Extracted entries |
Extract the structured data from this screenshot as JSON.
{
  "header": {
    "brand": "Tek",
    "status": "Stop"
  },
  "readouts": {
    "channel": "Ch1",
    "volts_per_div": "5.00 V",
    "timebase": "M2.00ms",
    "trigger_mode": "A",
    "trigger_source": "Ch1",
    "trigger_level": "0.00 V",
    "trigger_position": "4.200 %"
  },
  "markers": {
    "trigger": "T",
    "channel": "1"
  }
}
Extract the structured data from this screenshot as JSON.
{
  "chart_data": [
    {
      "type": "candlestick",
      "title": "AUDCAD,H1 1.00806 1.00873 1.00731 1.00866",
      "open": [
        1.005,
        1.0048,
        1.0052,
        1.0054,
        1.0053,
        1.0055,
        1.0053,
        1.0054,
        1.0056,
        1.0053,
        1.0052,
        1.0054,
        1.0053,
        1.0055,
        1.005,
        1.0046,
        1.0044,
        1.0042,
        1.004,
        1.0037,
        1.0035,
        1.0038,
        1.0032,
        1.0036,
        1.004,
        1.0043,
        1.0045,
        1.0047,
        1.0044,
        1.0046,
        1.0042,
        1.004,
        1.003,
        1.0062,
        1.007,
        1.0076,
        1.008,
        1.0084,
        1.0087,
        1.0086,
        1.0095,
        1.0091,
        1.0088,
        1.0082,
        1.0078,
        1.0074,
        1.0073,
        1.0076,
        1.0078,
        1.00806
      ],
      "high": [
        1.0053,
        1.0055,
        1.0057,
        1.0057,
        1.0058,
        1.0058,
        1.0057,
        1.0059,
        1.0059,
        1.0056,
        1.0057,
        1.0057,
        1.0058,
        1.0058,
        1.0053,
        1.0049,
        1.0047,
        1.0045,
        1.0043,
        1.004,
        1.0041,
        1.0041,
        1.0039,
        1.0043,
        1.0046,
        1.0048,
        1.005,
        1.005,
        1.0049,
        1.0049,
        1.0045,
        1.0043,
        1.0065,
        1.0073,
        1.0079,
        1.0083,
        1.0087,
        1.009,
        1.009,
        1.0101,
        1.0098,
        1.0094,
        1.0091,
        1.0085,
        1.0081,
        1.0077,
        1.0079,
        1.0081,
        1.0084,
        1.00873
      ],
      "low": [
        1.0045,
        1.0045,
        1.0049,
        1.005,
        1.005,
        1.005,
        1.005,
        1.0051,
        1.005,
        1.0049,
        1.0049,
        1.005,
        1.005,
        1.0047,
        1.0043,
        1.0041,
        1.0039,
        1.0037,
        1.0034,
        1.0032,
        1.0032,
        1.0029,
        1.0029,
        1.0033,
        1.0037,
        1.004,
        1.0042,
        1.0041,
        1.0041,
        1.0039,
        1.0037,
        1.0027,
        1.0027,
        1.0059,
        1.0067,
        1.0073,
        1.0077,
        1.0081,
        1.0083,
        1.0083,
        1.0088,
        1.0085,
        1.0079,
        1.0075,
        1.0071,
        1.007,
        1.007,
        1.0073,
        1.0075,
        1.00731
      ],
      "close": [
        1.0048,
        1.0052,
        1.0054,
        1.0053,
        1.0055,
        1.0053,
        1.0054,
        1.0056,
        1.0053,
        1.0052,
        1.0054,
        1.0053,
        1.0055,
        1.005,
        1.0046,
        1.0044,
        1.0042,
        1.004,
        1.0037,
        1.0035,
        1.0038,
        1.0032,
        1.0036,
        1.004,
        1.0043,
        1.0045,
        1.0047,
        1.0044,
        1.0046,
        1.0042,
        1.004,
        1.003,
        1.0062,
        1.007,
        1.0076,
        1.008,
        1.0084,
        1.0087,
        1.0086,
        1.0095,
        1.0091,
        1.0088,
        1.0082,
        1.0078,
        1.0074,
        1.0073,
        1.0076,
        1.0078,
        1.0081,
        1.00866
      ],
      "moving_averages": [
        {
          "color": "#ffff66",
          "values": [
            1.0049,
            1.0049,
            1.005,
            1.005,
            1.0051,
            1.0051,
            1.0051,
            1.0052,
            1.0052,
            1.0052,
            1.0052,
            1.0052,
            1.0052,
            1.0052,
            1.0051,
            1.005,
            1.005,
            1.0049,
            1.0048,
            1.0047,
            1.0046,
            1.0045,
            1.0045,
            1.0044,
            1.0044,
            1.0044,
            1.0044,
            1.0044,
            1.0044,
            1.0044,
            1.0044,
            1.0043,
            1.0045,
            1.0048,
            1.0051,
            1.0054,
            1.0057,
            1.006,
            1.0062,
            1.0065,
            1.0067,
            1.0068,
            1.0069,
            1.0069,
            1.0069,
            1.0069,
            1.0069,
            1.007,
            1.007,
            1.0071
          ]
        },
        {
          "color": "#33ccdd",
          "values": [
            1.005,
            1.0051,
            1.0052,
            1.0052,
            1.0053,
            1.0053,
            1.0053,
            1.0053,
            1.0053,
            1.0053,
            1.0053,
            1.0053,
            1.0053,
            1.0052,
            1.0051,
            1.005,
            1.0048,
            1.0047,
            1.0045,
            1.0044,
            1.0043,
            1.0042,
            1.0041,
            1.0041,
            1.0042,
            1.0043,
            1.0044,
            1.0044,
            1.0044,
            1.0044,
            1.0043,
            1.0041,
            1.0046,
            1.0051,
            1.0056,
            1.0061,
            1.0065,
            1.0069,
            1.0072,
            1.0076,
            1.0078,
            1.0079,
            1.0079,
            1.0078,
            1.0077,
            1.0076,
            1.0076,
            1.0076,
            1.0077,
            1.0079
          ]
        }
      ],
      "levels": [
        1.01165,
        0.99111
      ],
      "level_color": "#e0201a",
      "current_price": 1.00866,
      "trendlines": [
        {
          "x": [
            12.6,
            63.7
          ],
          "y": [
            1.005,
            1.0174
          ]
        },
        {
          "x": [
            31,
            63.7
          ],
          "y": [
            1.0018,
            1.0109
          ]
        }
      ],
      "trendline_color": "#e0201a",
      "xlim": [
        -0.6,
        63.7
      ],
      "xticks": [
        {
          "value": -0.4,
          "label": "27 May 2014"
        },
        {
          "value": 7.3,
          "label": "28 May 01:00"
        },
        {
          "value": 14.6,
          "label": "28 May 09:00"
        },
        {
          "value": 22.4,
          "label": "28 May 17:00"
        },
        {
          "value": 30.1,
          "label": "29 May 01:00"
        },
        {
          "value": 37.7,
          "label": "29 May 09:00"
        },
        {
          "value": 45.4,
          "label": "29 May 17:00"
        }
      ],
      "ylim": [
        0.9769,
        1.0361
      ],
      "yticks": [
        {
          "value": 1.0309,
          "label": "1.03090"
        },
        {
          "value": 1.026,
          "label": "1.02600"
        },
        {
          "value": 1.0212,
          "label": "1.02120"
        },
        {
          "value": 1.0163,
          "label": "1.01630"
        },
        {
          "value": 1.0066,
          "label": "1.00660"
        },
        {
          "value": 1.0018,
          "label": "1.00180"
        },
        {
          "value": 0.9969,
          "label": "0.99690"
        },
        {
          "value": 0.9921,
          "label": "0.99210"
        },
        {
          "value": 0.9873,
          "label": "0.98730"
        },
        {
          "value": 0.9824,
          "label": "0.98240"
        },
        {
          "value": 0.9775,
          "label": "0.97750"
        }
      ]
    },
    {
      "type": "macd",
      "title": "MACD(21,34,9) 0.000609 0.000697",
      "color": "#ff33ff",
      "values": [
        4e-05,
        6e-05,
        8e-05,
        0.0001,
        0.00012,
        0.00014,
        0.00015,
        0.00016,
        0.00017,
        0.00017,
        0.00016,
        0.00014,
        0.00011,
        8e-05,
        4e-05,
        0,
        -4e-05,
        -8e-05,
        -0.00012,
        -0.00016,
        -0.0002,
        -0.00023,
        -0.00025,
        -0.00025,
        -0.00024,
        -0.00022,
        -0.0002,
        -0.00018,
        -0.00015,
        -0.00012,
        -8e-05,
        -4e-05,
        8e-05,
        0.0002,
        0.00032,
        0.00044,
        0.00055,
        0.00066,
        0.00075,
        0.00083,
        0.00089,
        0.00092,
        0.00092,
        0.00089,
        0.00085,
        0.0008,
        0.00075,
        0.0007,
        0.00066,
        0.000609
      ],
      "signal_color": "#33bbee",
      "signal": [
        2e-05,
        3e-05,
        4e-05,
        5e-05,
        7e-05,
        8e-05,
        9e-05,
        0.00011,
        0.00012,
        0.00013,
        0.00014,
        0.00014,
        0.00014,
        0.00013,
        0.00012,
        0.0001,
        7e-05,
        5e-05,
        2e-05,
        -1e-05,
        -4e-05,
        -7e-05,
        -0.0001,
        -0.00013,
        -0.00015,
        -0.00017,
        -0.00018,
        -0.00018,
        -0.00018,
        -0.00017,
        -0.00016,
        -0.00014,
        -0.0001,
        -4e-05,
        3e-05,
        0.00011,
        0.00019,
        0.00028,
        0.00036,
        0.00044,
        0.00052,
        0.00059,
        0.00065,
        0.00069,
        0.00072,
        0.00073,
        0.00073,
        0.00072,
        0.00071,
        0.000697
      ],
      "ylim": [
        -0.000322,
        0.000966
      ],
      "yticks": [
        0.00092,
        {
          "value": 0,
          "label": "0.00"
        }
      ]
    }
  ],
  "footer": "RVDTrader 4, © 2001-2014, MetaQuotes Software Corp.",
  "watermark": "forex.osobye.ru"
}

Written instruction | Find all lines where the word "title" appears. Copy them.

Written reply |
      "title": "AUDCAD,H1 1.00806 1.00873 1.00731 1.00866",
      "title": "MACD(21,34,9) 0.000609 0.000697",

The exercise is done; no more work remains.